-- START OF Material provided --

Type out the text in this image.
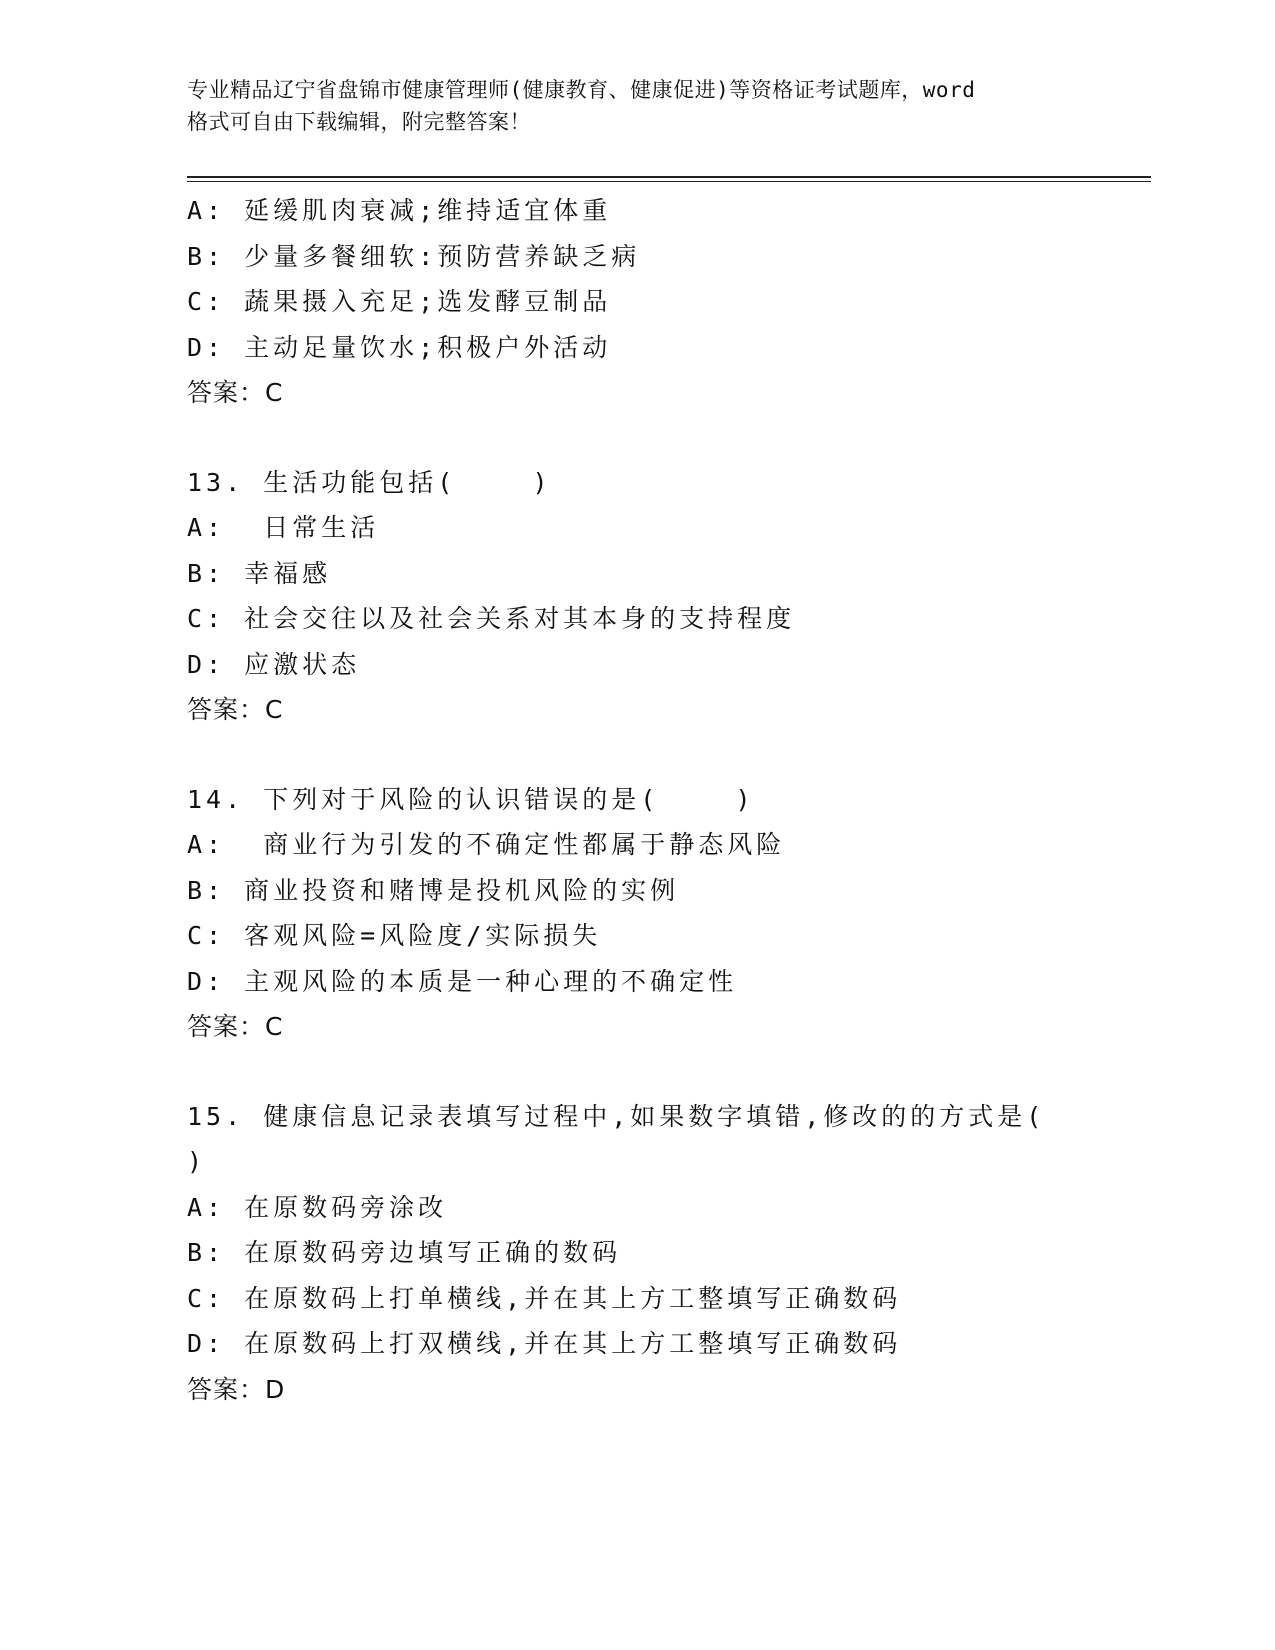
专业精品辽宁省盘锦市健康管理师(健康教育、健康促进)等资格证考试题库，word
格式可自由下载编辑，附完整答案！
A: 延缓肌肉衰减;维持适宜体重
B: 少量多餐细软:预防营养缺乏病
C: 蔬果摄入充足;选发酵豆制品
D: 主动足量饮水;积极户外活动
答案：C
13. 生活功能包括(    )
A:  日常生活
B: 幸福感
C: 社会交往以及社会关系对其本身的支持程度
D: 应激状态
答案：C
14. 下列对于风险的认识错误的是(    )
A:  商业行为引发的不确定性都属于静态风险
B: 商业投资和赌博是投机风险的实例
C: 客观风险=风险度/实际损失
D: 主观风险的本质是一种心理的不确定性
答案：C
15. 健康信息记录表填写过程中,如果数字填错,修改的的方式是(
)
A: 在原数码旁涂改
B: 在原数码旁边填写正确的数码
C: 在原数码上打单横线,并在其上方工整填写正确数码
D: 在原数码上打双横线,并在其上方工整填写正确数码
答案：D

-- END OF Material provided --

> _Stated goal_
In the records, locate each line holding the string "并在其上方工整填写正确数码" and copy it.

> _Solution to this exercise_
C: 在原数码上打单横线,并在其上方工整填写正确数码
D: 在原数码上打双横线,并在其上方工整填写正确数码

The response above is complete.